━━━━━ Provided material

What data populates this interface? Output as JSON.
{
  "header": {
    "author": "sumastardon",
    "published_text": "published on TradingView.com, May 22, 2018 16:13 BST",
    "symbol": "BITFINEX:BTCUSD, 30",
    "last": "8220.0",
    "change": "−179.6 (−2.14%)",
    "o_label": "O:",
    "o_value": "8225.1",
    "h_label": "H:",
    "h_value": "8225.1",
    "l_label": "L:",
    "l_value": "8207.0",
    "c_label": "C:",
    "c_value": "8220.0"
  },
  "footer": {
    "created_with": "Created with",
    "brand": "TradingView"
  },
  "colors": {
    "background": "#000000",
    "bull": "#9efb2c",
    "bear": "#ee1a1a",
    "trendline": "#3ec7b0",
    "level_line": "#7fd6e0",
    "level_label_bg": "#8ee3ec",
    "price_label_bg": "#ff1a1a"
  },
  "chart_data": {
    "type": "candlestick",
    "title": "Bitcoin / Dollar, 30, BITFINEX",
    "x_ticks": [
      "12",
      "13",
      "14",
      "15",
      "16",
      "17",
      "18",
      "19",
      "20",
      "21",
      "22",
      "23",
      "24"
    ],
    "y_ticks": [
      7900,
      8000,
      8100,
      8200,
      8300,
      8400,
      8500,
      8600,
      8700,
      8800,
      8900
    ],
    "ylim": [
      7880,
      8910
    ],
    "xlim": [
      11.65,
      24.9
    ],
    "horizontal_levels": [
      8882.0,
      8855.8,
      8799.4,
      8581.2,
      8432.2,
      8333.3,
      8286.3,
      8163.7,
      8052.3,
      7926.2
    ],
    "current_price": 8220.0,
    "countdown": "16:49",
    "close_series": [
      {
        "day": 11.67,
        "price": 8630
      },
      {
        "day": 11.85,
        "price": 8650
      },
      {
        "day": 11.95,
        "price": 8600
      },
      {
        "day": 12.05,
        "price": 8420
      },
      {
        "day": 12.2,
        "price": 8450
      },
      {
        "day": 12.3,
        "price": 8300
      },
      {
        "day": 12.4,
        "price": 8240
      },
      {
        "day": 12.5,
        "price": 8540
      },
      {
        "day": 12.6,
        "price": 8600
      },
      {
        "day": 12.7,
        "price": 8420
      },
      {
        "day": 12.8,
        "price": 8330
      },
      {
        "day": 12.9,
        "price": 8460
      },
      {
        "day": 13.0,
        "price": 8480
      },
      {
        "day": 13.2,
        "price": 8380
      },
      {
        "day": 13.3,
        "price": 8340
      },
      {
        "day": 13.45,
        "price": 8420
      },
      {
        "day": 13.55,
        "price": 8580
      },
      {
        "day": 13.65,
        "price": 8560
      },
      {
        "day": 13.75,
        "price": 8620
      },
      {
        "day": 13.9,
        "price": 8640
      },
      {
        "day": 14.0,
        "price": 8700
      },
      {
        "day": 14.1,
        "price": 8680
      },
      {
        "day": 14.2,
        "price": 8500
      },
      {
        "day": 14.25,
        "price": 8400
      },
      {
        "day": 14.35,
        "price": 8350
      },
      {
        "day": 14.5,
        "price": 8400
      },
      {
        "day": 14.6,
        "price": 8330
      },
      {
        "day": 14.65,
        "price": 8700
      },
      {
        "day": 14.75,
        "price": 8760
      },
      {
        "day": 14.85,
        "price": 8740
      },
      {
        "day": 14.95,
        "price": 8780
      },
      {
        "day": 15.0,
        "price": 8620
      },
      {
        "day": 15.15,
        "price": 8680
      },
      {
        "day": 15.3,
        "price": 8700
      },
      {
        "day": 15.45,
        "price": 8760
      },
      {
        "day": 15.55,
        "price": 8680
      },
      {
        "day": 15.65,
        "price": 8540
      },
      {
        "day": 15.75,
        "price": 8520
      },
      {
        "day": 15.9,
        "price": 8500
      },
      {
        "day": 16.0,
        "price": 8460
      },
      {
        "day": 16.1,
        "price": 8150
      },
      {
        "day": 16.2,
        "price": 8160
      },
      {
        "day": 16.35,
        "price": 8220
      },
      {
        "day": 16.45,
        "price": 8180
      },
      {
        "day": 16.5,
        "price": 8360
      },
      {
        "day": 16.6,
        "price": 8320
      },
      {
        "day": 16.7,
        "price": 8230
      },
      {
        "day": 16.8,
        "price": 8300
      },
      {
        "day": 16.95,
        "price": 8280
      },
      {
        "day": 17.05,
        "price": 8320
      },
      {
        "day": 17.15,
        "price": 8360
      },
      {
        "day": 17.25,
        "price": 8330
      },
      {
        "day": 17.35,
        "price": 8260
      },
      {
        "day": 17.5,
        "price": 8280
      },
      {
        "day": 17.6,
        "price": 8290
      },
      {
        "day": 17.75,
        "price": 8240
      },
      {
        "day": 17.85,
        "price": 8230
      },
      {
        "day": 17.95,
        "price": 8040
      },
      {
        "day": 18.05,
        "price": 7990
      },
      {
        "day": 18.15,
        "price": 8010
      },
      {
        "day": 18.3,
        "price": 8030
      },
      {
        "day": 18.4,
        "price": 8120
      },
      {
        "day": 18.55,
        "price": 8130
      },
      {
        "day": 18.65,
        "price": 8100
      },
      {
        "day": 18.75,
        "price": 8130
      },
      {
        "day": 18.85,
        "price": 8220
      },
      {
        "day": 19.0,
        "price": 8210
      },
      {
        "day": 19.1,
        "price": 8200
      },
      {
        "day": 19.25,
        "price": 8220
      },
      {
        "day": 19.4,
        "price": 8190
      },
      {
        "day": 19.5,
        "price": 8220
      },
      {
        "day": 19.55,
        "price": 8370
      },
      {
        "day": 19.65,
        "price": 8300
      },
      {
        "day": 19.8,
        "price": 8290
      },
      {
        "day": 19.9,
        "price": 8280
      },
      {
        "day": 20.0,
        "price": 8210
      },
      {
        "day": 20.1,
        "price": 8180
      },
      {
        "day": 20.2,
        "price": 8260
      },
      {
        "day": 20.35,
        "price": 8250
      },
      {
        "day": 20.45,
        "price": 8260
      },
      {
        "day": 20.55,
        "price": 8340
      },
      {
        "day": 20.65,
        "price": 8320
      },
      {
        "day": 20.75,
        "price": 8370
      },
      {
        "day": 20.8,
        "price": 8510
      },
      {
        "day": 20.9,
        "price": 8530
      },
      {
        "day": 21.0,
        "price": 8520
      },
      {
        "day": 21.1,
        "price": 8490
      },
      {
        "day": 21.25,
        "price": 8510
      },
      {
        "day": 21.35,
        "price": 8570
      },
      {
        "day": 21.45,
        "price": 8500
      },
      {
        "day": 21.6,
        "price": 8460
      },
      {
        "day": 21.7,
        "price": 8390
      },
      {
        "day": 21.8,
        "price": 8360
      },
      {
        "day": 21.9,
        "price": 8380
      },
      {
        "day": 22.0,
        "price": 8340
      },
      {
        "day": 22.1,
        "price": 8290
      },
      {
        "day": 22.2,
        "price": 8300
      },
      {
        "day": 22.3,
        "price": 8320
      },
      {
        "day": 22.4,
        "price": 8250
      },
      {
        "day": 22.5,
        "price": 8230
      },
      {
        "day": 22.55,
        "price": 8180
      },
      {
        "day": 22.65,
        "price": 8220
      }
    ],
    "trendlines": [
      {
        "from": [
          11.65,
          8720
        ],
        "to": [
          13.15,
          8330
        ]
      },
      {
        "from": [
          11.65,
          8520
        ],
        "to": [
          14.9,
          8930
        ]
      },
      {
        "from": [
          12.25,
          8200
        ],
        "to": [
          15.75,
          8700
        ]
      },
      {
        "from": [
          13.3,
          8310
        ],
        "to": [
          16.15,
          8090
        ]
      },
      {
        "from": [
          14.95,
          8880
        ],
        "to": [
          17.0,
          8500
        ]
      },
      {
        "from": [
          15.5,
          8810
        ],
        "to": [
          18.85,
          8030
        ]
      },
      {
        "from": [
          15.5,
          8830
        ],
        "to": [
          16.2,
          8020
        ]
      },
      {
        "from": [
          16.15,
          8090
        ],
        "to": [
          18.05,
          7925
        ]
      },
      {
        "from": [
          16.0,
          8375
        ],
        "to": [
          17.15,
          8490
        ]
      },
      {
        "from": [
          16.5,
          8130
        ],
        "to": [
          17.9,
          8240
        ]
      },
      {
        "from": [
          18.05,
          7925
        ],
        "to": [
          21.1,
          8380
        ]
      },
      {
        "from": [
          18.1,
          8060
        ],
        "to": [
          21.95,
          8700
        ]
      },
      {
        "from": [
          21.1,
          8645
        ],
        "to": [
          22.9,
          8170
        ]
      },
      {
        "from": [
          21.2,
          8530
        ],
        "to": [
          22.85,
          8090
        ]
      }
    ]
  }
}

━━━━━━━━━━

__Set problem__
Search the data for "TradingView". Copy every line that has it.

__Answer to this problem__
    "published_text": "published on TradingView.com, May 22, 2018 16:13 BST",
    "brand": "TradingView"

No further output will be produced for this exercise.